▶ [Given instruction]: Which lines in the records below contain the word "согласно"? Copy each one out.

--- Extracted data ---

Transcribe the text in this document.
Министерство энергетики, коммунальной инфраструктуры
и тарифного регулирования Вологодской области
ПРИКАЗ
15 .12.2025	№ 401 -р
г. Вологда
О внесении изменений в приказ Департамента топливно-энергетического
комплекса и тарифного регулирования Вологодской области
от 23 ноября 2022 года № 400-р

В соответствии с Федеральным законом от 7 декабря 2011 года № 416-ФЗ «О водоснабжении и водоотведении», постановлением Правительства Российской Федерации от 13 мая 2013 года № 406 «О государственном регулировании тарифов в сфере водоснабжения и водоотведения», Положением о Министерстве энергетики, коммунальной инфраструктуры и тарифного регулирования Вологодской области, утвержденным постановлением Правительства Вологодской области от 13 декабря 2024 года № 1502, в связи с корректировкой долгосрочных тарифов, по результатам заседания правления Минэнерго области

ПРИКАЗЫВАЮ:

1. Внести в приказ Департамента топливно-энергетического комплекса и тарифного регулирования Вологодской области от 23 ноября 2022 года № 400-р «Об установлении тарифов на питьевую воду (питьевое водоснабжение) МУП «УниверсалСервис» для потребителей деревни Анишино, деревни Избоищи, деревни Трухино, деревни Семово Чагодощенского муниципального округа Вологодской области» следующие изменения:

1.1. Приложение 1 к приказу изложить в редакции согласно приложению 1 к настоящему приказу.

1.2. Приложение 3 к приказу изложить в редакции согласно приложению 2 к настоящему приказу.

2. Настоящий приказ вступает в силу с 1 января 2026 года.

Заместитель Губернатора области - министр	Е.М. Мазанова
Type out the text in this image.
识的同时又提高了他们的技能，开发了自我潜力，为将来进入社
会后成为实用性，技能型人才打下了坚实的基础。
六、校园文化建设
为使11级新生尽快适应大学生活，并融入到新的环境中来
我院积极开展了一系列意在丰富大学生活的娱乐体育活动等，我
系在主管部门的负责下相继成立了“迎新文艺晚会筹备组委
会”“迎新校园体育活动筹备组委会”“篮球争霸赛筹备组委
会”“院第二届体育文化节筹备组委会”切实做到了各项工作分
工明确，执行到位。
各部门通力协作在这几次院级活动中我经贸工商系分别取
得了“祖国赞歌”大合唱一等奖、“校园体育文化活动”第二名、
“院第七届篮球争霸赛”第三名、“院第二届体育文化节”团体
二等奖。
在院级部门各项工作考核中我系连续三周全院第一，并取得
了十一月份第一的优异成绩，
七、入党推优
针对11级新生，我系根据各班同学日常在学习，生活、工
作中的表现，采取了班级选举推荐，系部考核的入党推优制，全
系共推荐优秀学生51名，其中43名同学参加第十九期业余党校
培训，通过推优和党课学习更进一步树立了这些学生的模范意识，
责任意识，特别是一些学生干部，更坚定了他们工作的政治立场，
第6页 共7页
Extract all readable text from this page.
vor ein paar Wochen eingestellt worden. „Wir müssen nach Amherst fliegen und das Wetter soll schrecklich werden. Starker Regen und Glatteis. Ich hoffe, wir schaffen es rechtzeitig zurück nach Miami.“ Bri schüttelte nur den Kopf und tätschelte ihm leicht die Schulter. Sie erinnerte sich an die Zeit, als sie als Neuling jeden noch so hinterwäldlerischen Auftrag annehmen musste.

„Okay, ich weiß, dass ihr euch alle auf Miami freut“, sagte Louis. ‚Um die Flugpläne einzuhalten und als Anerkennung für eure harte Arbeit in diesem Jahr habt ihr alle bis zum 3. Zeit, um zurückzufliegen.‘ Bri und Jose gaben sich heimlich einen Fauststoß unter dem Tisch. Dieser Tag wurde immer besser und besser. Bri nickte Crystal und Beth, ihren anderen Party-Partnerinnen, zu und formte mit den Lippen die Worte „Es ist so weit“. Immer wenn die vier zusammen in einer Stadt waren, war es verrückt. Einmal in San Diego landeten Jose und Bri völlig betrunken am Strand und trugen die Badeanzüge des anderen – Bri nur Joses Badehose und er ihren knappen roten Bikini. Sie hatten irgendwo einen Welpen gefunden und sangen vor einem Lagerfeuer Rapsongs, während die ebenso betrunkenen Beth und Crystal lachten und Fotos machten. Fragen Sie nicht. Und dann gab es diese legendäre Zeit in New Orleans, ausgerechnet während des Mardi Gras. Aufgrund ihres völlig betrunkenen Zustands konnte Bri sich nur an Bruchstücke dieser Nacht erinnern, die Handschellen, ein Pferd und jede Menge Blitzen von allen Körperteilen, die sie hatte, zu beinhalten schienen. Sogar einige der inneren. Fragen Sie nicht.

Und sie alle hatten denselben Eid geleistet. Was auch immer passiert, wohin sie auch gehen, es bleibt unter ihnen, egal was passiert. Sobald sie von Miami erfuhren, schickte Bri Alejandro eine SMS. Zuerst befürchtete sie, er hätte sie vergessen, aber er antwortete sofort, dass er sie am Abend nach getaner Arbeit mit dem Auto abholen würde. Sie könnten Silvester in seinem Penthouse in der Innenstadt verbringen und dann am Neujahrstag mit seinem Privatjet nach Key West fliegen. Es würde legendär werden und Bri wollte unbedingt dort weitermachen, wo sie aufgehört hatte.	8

---

▶ [Worked solution]:
1.1. Приложение 1 к приказу изложить в редакции согласно приложению 1 к настоящему приказу.
1.2. Приложение 3 к приказу изложить в редакции согласно приложению 2 к настоящему приказу.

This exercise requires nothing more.